**The task:**
Show each line in the rows below that contains the string "number", copying the line in full. Case counts.

**Records shown:**
──────

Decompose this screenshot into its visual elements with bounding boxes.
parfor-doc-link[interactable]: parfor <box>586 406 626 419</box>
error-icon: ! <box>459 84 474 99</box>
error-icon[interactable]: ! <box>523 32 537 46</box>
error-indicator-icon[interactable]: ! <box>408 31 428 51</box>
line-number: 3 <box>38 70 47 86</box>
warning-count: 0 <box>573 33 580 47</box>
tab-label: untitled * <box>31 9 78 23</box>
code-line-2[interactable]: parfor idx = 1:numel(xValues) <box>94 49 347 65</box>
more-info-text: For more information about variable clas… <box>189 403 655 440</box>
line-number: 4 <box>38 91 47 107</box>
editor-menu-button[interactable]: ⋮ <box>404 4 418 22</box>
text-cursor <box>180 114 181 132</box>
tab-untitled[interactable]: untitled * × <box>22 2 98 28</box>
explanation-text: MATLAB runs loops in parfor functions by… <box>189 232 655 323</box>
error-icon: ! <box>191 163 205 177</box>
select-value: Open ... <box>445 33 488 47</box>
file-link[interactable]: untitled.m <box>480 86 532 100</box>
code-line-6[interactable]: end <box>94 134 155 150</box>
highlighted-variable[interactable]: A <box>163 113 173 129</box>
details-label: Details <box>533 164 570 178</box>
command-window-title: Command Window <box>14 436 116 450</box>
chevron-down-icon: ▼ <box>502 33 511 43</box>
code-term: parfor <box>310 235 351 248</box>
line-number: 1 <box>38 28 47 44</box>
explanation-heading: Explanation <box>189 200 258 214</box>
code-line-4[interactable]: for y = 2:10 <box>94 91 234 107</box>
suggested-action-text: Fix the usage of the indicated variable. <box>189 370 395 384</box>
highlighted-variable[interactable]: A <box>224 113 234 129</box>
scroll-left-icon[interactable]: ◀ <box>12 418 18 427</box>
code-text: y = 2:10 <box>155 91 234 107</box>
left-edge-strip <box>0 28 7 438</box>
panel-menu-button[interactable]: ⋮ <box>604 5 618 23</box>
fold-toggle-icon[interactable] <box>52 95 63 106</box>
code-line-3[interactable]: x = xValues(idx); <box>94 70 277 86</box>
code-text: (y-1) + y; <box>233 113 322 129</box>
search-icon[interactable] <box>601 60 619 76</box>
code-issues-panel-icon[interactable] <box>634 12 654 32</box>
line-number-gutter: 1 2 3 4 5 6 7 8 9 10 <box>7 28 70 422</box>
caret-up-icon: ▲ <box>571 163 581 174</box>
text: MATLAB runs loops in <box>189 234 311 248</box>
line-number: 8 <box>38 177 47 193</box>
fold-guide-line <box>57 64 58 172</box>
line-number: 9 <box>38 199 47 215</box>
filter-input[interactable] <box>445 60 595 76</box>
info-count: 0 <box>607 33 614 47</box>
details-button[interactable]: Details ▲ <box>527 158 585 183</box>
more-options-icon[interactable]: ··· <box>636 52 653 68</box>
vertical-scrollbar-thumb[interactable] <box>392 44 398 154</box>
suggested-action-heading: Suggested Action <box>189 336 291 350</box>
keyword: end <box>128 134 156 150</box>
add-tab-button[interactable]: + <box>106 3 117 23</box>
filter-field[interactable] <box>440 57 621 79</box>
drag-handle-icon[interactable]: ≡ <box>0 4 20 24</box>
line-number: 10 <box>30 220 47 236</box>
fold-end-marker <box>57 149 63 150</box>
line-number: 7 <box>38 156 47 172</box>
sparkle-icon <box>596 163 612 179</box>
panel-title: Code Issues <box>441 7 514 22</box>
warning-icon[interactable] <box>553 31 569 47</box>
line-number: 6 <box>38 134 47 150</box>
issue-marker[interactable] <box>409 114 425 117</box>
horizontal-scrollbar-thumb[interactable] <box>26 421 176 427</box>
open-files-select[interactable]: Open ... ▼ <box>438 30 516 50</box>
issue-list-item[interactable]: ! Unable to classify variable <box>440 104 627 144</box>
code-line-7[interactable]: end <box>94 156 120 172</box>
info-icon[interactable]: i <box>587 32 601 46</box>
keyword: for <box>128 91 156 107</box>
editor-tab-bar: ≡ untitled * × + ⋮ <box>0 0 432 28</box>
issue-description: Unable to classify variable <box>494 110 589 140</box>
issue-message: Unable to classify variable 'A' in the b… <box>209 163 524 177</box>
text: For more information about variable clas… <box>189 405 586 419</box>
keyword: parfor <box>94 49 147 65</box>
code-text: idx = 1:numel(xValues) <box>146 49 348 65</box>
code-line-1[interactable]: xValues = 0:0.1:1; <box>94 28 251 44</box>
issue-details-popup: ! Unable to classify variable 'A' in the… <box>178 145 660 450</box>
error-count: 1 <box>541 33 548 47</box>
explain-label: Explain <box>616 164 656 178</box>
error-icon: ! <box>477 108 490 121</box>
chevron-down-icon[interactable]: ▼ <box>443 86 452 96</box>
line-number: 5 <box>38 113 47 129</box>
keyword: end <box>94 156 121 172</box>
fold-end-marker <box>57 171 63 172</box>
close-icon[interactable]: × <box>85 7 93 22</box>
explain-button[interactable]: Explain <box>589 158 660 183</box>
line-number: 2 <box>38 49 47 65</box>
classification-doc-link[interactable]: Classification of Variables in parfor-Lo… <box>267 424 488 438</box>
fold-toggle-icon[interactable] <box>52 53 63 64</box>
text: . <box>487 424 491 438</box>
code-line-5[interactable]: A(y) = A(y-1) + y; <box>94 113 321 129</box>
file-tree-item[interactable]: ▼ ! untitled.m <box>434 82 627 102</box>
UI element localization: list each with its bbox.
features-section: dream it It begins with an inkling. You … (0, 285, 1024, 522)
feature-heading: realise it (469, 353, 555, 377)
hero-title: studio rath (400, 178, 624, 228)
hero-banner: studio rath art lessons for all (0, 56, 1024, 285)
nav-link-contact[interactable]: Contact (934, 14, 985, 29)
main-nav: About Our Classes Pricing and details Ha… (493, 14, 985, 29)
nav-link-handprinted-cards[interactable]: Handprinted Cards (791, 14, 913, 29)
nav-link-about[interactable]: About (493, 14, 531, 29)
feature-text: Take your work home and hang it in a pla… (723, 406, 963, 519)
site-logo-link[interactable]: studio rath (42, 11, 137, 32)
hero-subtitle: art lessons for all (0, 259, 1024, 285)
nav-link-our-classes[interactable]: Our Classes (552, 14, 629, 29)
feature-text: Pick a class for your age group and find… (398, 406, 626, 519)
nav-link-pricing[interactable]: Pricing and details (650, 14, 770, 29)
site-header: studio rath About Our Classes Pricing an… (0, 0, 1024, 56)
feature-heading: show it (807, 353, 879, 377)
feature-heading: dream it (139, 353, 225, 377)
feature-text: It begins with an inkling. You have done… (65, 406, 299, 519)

──────

**Answer for this exercise:**
line-number: 3 <box>38 70 47 86</box>
line-number: 4 <box>38 91 47 107</box>
line-number: 1 <box>38 28 47 44</box>
line-number-gutter: 1 2 3 4 5 6 7 8 9 10 <box>7 28 70 422</box>
line-number: 8 <box>38 177 47 193</box>
line-number: 9 <box>38 199 47 215</box>
line-number: 10 <box>30 220 47 236</box>
line-number: 7 <box>38 156 47 172</box>
line-number: 6 <box>38 134 47 150</box>
line-number: 5 <box>38 113 47 129</box>
line-number: 2 <box>38 49 47 65</box>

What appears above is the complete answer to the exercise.